* [TASK REQUIREMENTS]:
Only the pictures are left out: repeat the rest of the entries exactly.

======

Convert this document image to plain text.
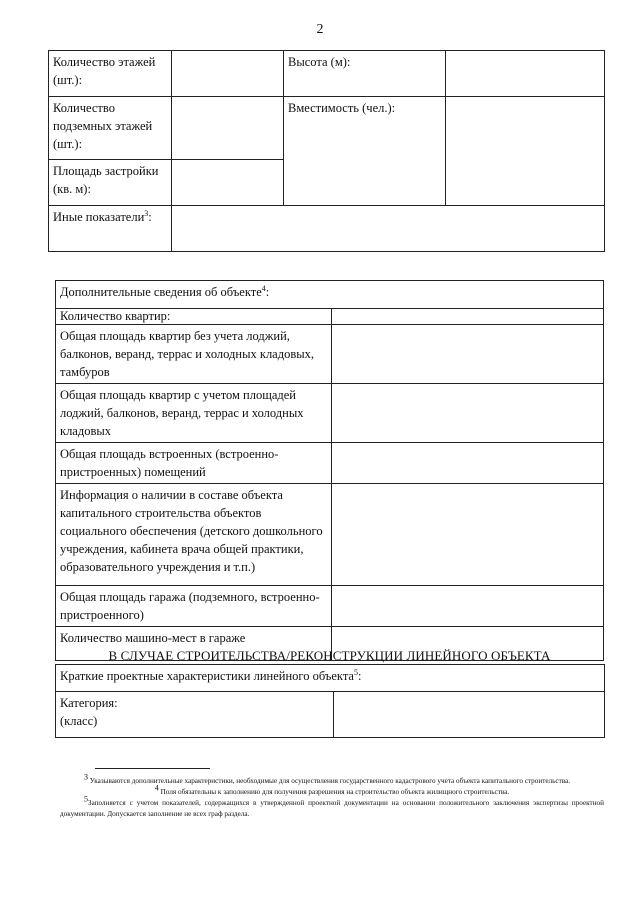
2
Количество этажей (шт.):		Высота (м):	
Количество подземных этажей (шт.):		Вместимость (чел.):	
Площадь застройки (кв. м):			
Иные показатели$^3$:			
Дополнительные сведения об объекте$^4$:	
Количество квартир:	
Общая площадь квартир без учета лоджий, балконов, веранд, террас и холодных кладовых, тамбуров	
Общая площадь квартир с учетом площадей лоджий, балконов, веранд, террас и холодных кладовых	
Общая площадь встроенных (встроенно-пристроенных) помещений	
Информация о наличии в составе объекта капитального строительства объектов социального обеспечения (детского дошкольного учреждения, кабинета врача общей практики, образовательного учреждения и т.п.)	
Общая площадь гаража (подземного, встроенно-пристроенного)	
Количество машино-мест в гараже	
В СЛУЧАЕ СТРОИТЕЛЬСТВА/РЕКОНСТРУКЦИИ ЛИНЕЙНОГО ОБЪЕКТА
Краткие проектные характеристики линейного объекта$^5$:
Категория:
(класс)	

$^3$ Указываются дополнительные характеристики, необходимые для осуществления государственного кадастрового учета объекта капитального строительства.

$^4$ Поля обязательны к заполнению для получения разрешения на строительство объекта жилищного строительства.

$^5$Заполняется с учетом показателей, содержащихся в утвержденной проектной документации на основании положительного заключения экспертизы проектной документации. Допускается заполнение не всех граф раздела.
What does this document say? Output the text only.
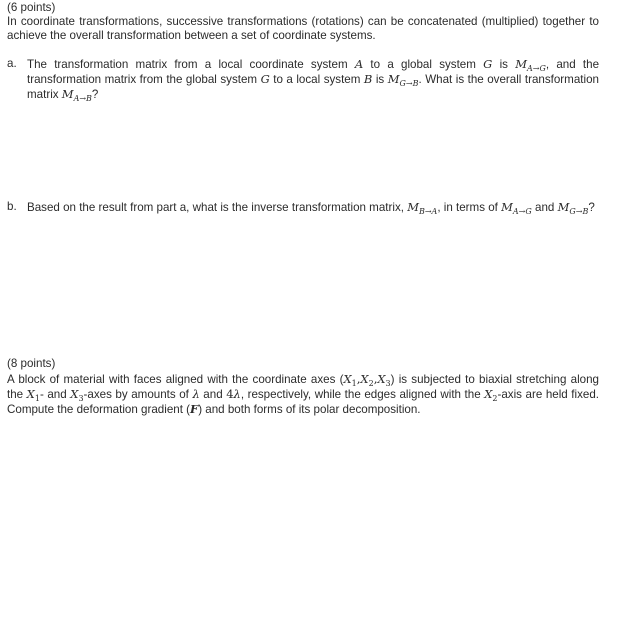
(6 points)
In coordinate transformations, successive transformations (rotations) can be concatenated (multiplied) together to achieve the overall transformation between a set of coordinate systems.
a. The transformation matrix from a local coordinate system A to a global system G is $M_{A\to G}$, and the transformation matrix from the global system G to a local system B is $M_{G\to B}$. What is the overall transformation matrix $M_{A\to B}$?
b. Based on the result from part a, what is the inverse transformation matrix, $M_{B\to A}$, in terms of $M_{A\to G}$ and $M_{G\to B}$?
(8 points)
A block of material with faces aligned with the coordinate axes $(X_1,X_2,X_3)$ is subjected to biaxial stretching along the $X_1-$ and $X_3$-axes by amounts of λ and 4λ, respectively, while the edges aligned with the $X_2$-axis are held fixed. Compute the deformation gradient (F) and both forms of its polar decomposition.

======

* [WRITTEN SOLUTION]:
Convert this document image to plain text.
2
Количество этажей (шт.):		Высота (м):	
Количество подземных этажей (шт.):		Вместимость (чел.):	
Площадь застройки (кв. м):			
Иные показатели$^3$:			
Дополнительные сведения об объекте$^4$:	
Количество квартир:	
Общая площадь квартир без учета лоджий, балконов, веранд, террас и холодных кладовых, тамбуров	
Общая площадь квартир с учетом площадей лоджий, балконов, веранд, террас и холодных кладовых	
Общая площадь встроенных (встроенно-пристроенных) помещений	
Информация о наличии в составе объекта капитального строительства объектов социального обеспечения (детского дошкольного учреждения, кабинета врача общей практики, образовательного учреждения и т.п.)	
Общая площадь гаража (подземного, встроенно-пристроенного)	
Количество машино-мест в гараже	
В СЛУЧАЕ СТРОИТЕЛЬСТВА/РЕКОНСТРУКЦИИ ЛИНЕЙНОГО ОБЪЕКТА
Краткие проектные характеристики линейного объекта$^5$:
Категория:
(класс)	

$^3$ Указываются дополнительные характеристики, необходимые для осуществления государственного кадастрового учета объекта капитального строительства.

$^4$ Поля обязательны к заполнению для получения разрешения на строительство объекта жилищного строительства.

$^5$Заполняется с учетом показателей, содержащихся в утвержденной проектной документации на основании положительного заключения экспертизы проектной документации. Допускается заполнение не всех граф раздела.
What does this document say? Output the text only.
(6 points)
In coordinate transformations, successive transformations (rotations) can be concatenated (multiplied) together to achieve the overall transformation between a set of coordinate systems.
a. The transformation matrix from a local coordinate system A to a global system G is $M_{A\to G}$, and the transformation matrix from the global system G to a local system B is $M_{G\to B}$. What is the overall transformation matrix $M_{A\to B}$?
b. Based on the result from part a, what is the inverse transformation matrix, $M_{B\to A}$, in terms of $M_{A\to G}$ and $M_{G\to B}$?
(8 points)
A block of material with faces aligned with the coordinate axes $(X_1,X_2,X_3)$ is subjected to biaxial stretching along the $X_1-$ and $X_3$-axes by amounts of λ and 4λ, respectively, while the edges aligned with the $X_2$-axis are held fixed. Compute the deformation gradient (F) and both forms of its polar decomposition.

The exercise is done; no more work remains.